Saturday was Takado Sensei's last practice with us, for now. I say for now, because we are all hoping very much that she is able to at least come back and visit us when time and circumstances allow her to. I, for one, am very grateful I was able to meet and train under such a great sensei, and great person, and I know the rest of our dojo feels the same way. It's going to be hard to imagine training without her from now on, as she's been a big part of our dojo for the past few years (even before I came back), and she's been a big inspiration to myself and everyone else. I hope to keep her teaching and advice close and use it to flourish in my Kendo training.

I arrived early at the dojo on Saturday, not wanting to miss a thing that happened that day, and was honored to be part of another kenshi's testing that day. He is in the intermediate class, and was testing to move into the advanced/pre-bogu class. He passed, so it will be fun to have another person in our advanced class soon.

A LOT of people showed up for advanced class. Word went out to everyone that it was Takado Sensei's last day, so almost every member of our dojo showed up for a final chance to practice and do jigeiko with her. I was lucky enough to have a few rotations with her, including a few drills and one last round of jigeiko.

■ Provided material
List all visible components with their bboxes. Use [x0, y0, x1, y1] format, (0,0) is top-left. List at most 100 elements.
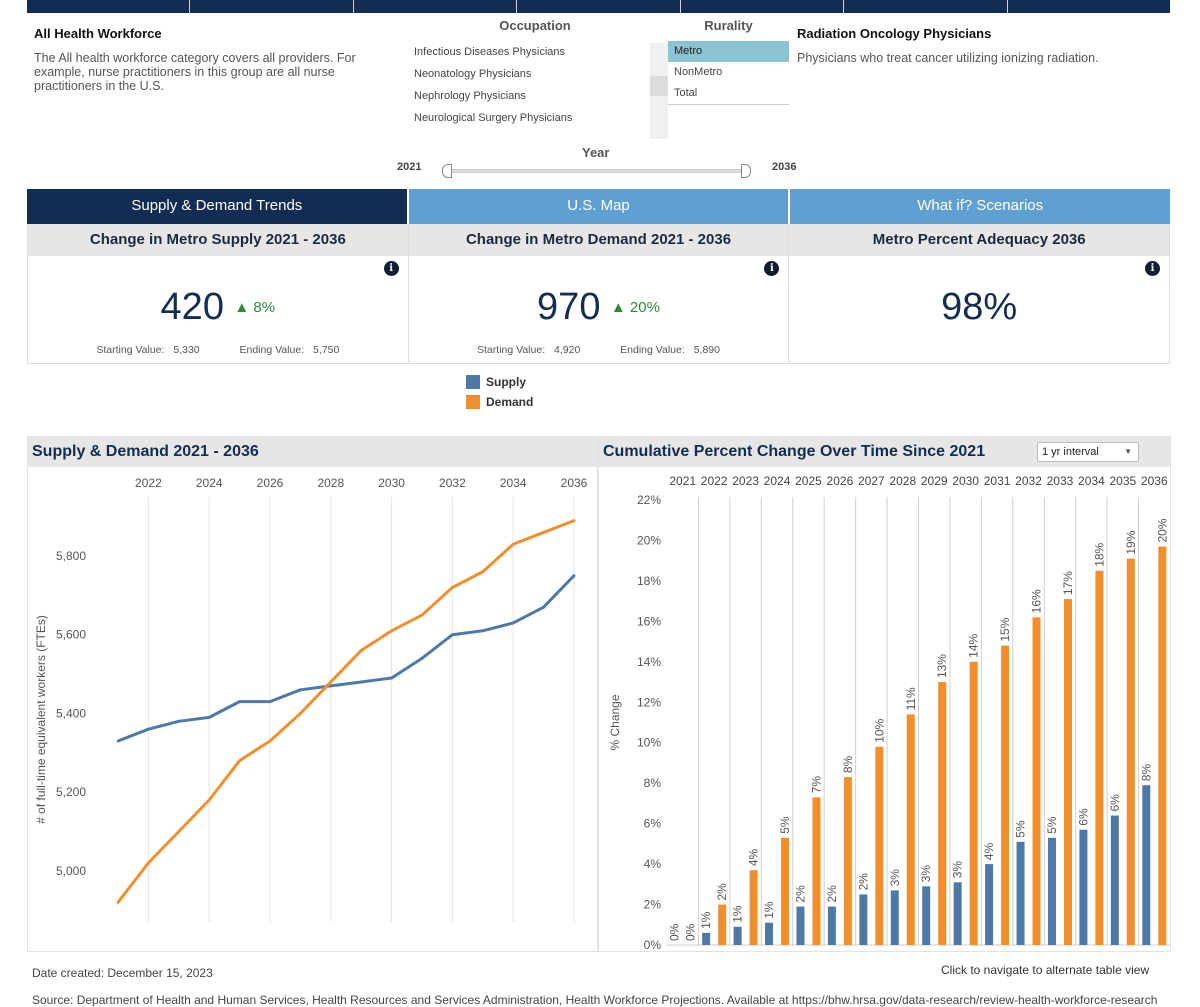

■ Set of tasks
(1) Does each statement agree with the post about Takado Sensei's last practice? Answer yes or no for each, and quote the deciding words.
(a) The kenshi who tested was in the intermediate class.
(b) The writer got to the dojo late on Saturday.
(c) Only a few people came to advanced class.
(2) What Japanese martial-arts terms appear in the post about Takado Sensei's last practice, leaving out the name Takado? List every one.
The material has no role in this work.

■ Expected responses
(1)
(a) Yes: "He is in the intermediate class"
(b) No: "I arrived early at the dojo on Saturday"
(c) No: "A LOT of people showed up for advanced class."

(2)
- sensei
- dojo
- Kendo
- kenshi
- bogu (in "pre-bogu")
- jigeiko